[start]

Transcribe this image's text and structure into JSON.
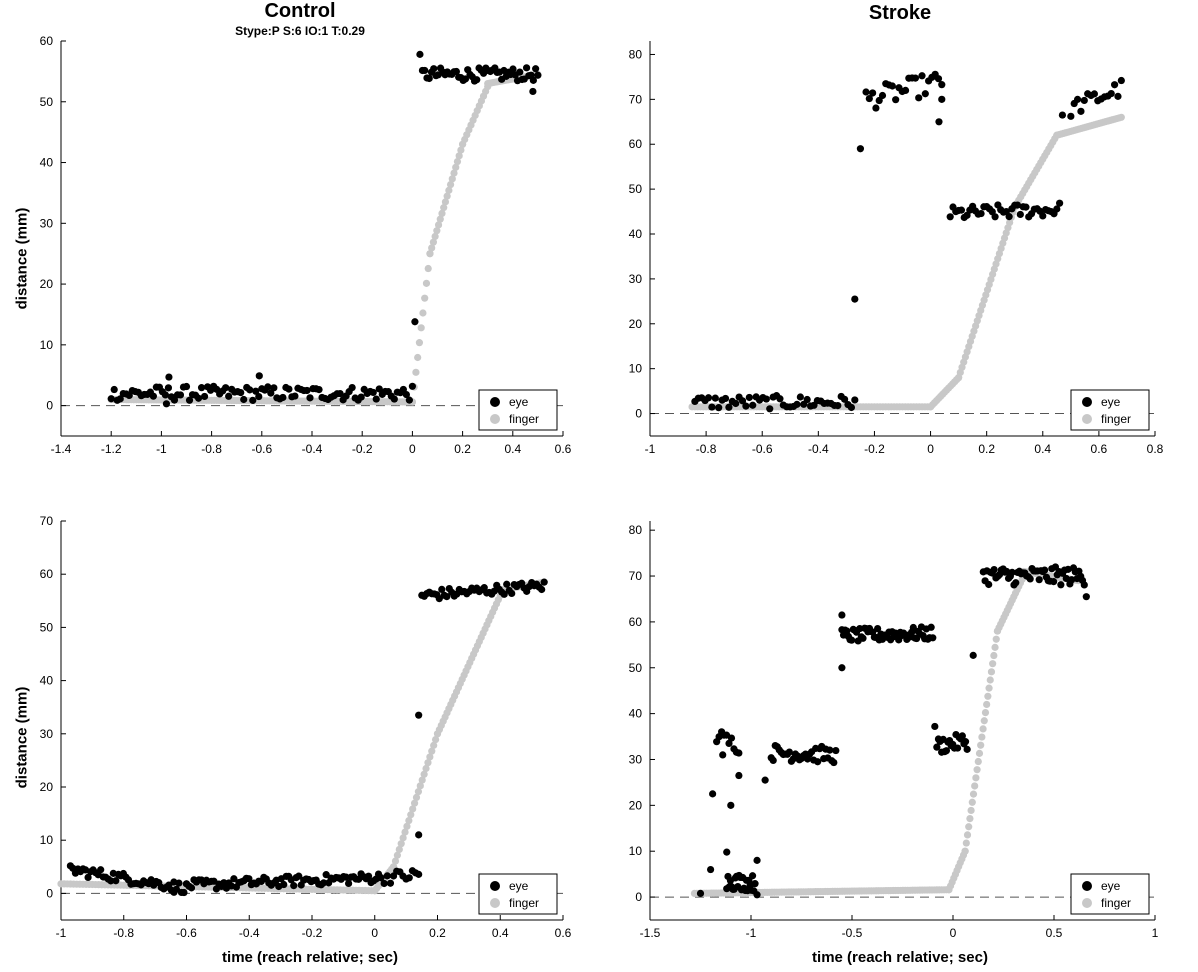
{
  "titles": {
    "control": "Control",
    "stroke": "Stroke",
    "subtitle": "Stype:P S:6 IO:1 T:0.29"
  },
  "axis_labels": {
    "y_top": "distance (mm)",
    "y_bottom": "distance (mm)",
    "x_left": "time (reach relative; sec)",
    "x_right": "time (reach relative; sec)"
  },
  "legend": {
    "eye": "eye",
    "finger": "finger"
  },
  "colors": {
    "eye": "#000000",
    "finger": "#c8c8c8",
    "zero_line": "#555555"
  },
  "chart_data": [
    {
      "id": "control-top",
      "type": "scatter",
      "title": "Control",
      "subtitle": "Stype:P S:6 IO:1 T:0.29",
      "xlabel": "",
      "ylabel": "distance (mm)",
      "xlim": [
        -1.4,
        0.6
      ],
      "ylim": [
        -5,
        60
      ],
      "xticks": [
        -1.4,
        -1.2,
        -1,
        -0.8,
        -0.6,
        -0.4,
        -0.2,
        0,
        0.2,
        0.4,
        0.6
      ],
      "xtick_labels": [
        "-1.4",
        "-1.2",
        "-1",
        "-0.8",
        "-0.6",
        "-0.4",
        "-0.2",
        "0",
        "0.2",
        "0.4",
        "0.6"
      ],
      "yticks": [
        0,
        10,
        20,
        30,
        40,
        50,
        60
      ],
      "ytick_labels": [
        "0",
        "10",
        "20",
        "30",
        "40",
        "50",
        "60"
      ],
      "legend_position": "bottom-right",
      "series": [
        {
          "name": "eye",
          "segments": [
            {
              "x": [
                -1.2,
                0.0
              ],
              "y": [
                2.0,
                2.0
              ],
              "step": 0.012,
              "jitter": 1.2
            },
            {
              "x": [
                0.04,
                0.5
              ],
              "y": [
                54.5,
                54.5
              ],
              "step": 0.009,
              "jitter": 1.1
            }
          ],
          "points": [
            [
              0.01,
              13.8
            ],
            [
              0.03,
              57.8
            ],
            [
              -0.97,
              4.7
            ],
            [
              -0.98,
              0.3
            ],
            [
              -0.61,
              4.9
            ],
            [
              0.48,
              51.7
            ]
          ]
        },
        {
          "name": "finger",
          "segments": [
            {
              "x": [
                -1.2,
                0.0
              ],
              "y": [
                1.0,
                0.6
              ],
              "step": 0.01,
              "jitter": 0
            },
            {
              "x": [
                0.0,
                0.07
              ],
              "y": [
                0.6,
                25.0
              ],
              "step": 0.007,
              "jitter": 0
            },
            {
              "x": [
                0.07,
                0.2
              ],
              "y": [
                25.0,
                43.0
              ],
              "step": 0.007,
              "jitter": 0
            },
            {
              "x": [
                0.2,
                0.3
              ],
              "y": [
                43.0,
                52.5
              ],
              "step": 0.008,
              "jitter": 0
            },
            {
              "x": [
                0.3,
                0.5
              ],
              "y": [
                53.0,
                54.5
              ],
              "step": 0.008,
              "jitter": 0
            }
          ]
        }
      ]
    },
    {
      "id": "stroke-top",
      "type": "scatter",
      "title": "Stroke",
      "xlabel": "",
      "ylabel": "",
      "xlim": [
        -1,
        0.8
      ],
      "ylim": [
        -5,
        83
      ],
      "xticks": [
        -1,
        -0.8,
        -0.6,
        -0.4,
        -0.2,
        0,
        0.2,
        0.4,
        0.6,
        0.8
      ],
      "xtick_labels": [
        "-1",
        "-0.8",
        "-0.6",
        "-0.4",
        "-0.2",
        "0",
        "0.2",
        "0.4",
        "0.6",
        "0.8"
      ],
      "yticks": [
        0,
        10,
        20,
        30,
        40,
        50,
        60,
        70,
        80
      ],
      "ytick_labels": [
        "0",
        "10",
        "20",
        "30",
        "40",
        "50",
        "60",
        "70",
        "80"
      ],
      "legend_position": "bottom-right",
      "series": [
        {
          "name": "eye",
          "segments": [
            {
              "x": [
                -0.84,
                -0.27
              ],
              "y": [
                2.5,
                2.5
              ],
              "step": 0.012,
              "jitter": 1.5
            },
            {
              "x": [
                -0.23,
                0.04
              ],
              "y": [
                70.0,
                74.0
              ],
              "step": 0.012,
              "jitter": 2.5
            },
            {
              "x": [
                0.07,
                0.46
              ],
              "y": [
                44.5,
                45.5
              ],
              "step": 0.01,
              "jitter": 1.6
            },
            {
              "x": [
                0.5,
                0.68
              ],
              "y": [
                68.0,
                72.5
              ],
              "step": 0.012,
              "jitter": 2.0
            }
          ],
          "points": [
            [
              -0.27,
              25.5
            ],
            [
              -0.25,
              59.0
            ],
            [
              0.04,
              70.0
            ],
            [
              0.03,
              65.0
            ],
            [
              0.47,
              66.5
            ]
          ]
        },
        {
          "name": "finger",
          "segments": [
            {
              "x": [
                -0.85,
                0.0
              ],
              "y": [
                1.5,
                1.5
              ],
              "step": 0.01,
              "jitter": 0
            },
            {
              "x": [
                0.0,
                0.1
              ],
              "y": [
                1.5,
                8.0
              ],
              "step": 0.007,
              "jitter": 0
            },
            {
              "x": [
                0.1,
                0.3
              ],
              "y": [
                8.0,
                46.0
              ],
              "step": 0.006,
              "jitter": 0
            },
            {
              "x": [
                0.3,
                0.45
              ],
              "y": [
                46.0,
                62.0
              ],
              "step": 0.007,
              "jitter": 0
            },
            {
              "x": [
                0.45,
                0.68
              ],
              "y": [
                62.0,
                66.0
              ],
              "step": 0.008,
              "jitter": 0
            }
          ]
        }
      ]
    },
    {
      "id": "control-bottom",
      "type": "scatter",
      "xlabel": "time (reach relative; sec)",
      "ylabel": "distance (mm)",
      "xlim": [
        -1,
        0.6
      ],
      "ylim": [
        -5,
        70
      ],
      "xticks": [
        -1,
        -0.8,
        -0.6,
        -0.4,
        -0.2,
        0,
        0.2,
        0.4,
        0.6
      ],
      "xtick_labels": [
        "-1",
        "-0.8",
        "-0.6",
        "-0.4",
        "-0.2",
        "0",
        "0.2",
        "0.4",
        "0.6"
      ],
      "yticks": [
        0,
        10,
        20,
        30,
        40,
        50,
        60,
        70
      ],
      "ytick_labels": [
        "0",
        "10",
        "20",
        "30",
        "40",
        "50",
        "60",
        "70"
      ],
      "legend_position": "bottom-right",
      "series": [
        {
          "name": "eye",
          "segments": [
            {
              "x": [
                -0.97,
                -0.6
              ],
              "y": [
                4.5,
                1.0
              ],
              "step": 0.008,
              "jitter": 1.0
            },
            {
              "x": [
                -0.6,
                0.02
              ],
              "y": [
                1.5,
                3.0
              ],
              "step": 0.008,
              "jitter": 1.0
            },
            {
              "x": [
                0.03,
                0.14
              ],
              "y": [
                3.0,
                3.5
              ],
              "step": 0.01,
              "jitter": 1.2
            },
            {
              "x": [
                0.15,
                0.54
              ],
              "y": [
                56.0,
                57.8
              ],
              "step": 0.008,
              "jitter": 1.0
            }
          ],
          "points": [
            [
              0.14,
              33.5
            ],
            [
              0.14,
              11.0
            ],
            [
              -0.64,
              0.2
            ]
          ]
        },
        {
          "name": "finger",
          "segments": [
            {
              "x": [
                -1.0,
                0.0
              ],
              "y": [
                1.8,
                0.5
              ],
              "step": 0.01,
              "jitter": 0
            },
            {
              "x": [
                0.0,
                0.06
              ],
              "y": [
                0.5,
                5.0
              ],
              "step": 0.006,
              "jitter": 0
            },
            {
              "x": [
                0.06,
                0.2
              ],
              "y": [
                5.0,
                30.0
              ],
              "step": 0.006,
              "jitter": 0
            },
            {
              "x": [
                0.2,
                0.4
              ],
              "y": [
                30.0,
                56.0
              ],
              "step": 0.006,
              "jitter": 0
            },
            {
              "x": [
                0.4,
                0.54
              ],
              "y": [
                57.0,
                58.5
              ],
              "step": 0.008,
              "jitter": 0
            }
          ]
        }
      ]
    },
    {
      "id": "stroke-bottom",
      "type": "scatter",
      "xlabel": "time (reach relative; sec)",
      "ylabel": "",
      "xlim": [
        -1.5,
        1
      ],
      "ylim": [
        -5,
        82
      ],
      "xticks": [
        -1.5,
        -1,
        -0.5,
        0,
        0.5,
        1
      ],
      "xtick_labels": [
        "-1.5",
        "-1",
        "-0.5",
        "0",
        "0.5",
        "1"
      ],
      "yticks": [
        0,
        10,
        20,
        30,
        40,
        50,
        60,
        70,
        80
      ],
      "ytick_labels": [
        "0",
        "10",
        "20",
        "30",
        "40",
        "50",
        "60",
        "70",
        "80"
      ],
      "legend_position": "bottom-right",
      "series": [
        {
          "name": "eye",
          "segments": [
            {
              "x": [
                -1.17,
                -1.06
              ],
              "y": [
                35.0,
                33.0
              ],
              "step": 0.012,
              "jitter": 1.8
            },
            {
              "x": [
                -1.12,
                -0.98
              ],
              "y": [
                3.5,
                3.0
              ],
              "step": 0.006,
              "jitter": 1.8
            },
            {
              "x": [
                -0.9,
                -0.58
              ],
              "y": [
                31.5,
                31.0
              ],
              "step": 0.01,
              "jitter": 1.8
            },
            {
              "x": [
                -0.55,
                -0.1
              ],
              "y": [
                57.0,
                57.5
              ],
              "step": 0.008,
              "jitter": 1.5
            },
            {
              "x": [
                -0.08,
                0.07
              ],
              "y": [
                33.0,
                34.0
              ],
              "step": 0.008,
              "jitter": 1.8
            },
            {
              "x": [
                0.15,
                0.65
              ],
              "y": [
                70.0,
                70.0
              ],
              "step": 0.009,
              "jitter": 2.0
            }
          ],
          "points": [
            [
              -1.25,
              0.8
            ],
            [
              -1.2,
              6.0
            ],
            [
              -1.19,
              22.5
            ],
            [
              -1.14,
              31.0
            ],
            [
              -1.1,
              20.0
            ],
            [
              -1.06,
              26.5
            ],
            [
              -1.12,
              9.8
            ],
            [
              -0.97,
              0.5
            ],
            [
              -0.97,
              8.0
            ],
            [
              -0.93,
              25.5
            ],
            [
              -0.55,
              50.0
            ],
            [
              -0.55,
              61.5
            ],
            [
              -0.09,
              37.2
            ],
            [
              0.1,
              52.7
            ],
            [
              0.66,
              65.5
            ]
          ]
        },
        {
          "name": "finger",
          "segments": [
            {
              "x": [
                -1.28,
                -0.02
              ],
              "y": [
                0.8,
                1.6
              ],
              "step": 0.012,
              "jitter": 0
            },
            {
              "x": [
                -0.02,
                0.06
              ],
              "y": [
                1.6,
                10.0
              ],
              "step": 0.008,
              "jitter": 0
            },
            {
              "x": [
                0.06,
                0.22
              ],
              "y": [
                10.0,
                58.0
              ],
              "step": 0.006,
              "jitter": 0
            },
            {
              "x": [
                0.22,
                0.35
              ],
              "y": [
                58.0,
                70.0
              ],
              "step": 0.008,
              "jitter": 0
            },
            {
              "x": [
                0.35,
                0.62
              ],
              "y": [
                71.0,
                69.0
              ],
              "step": 0.01,
              "jitter": 0
            }
          ]
        }
      ]
    }
  ]
}
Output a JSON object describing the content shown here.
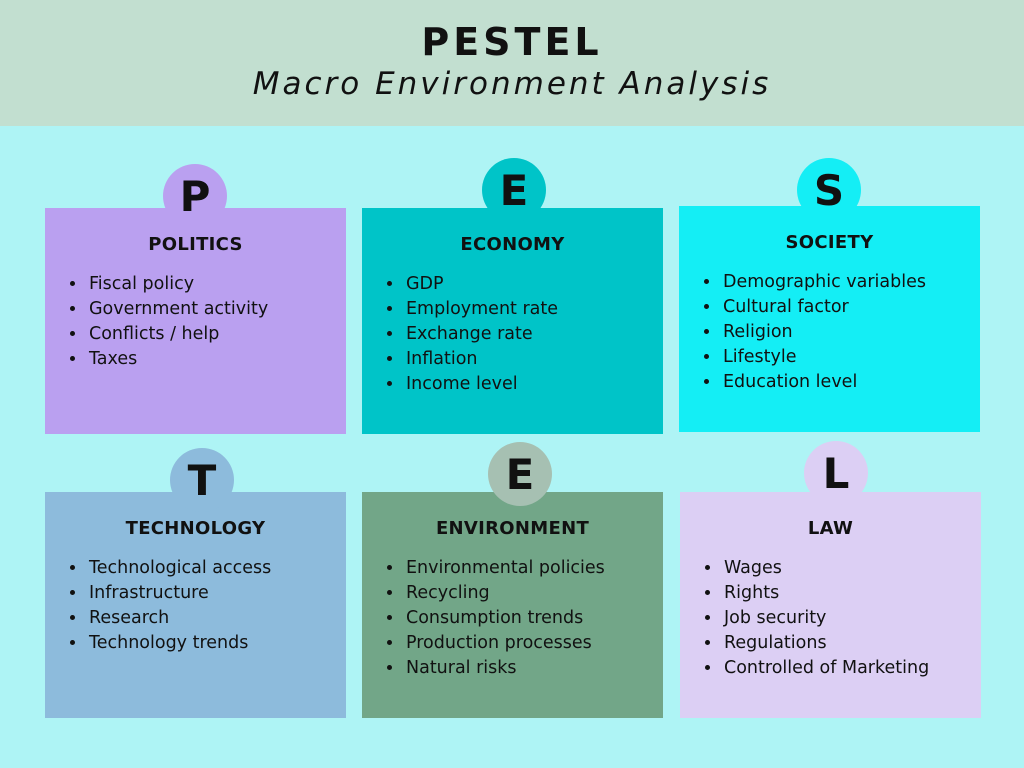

[end]

> What you have to do
Among the lines of the data above, count those holding "Stype" and state only the number.

> Solution to this task
2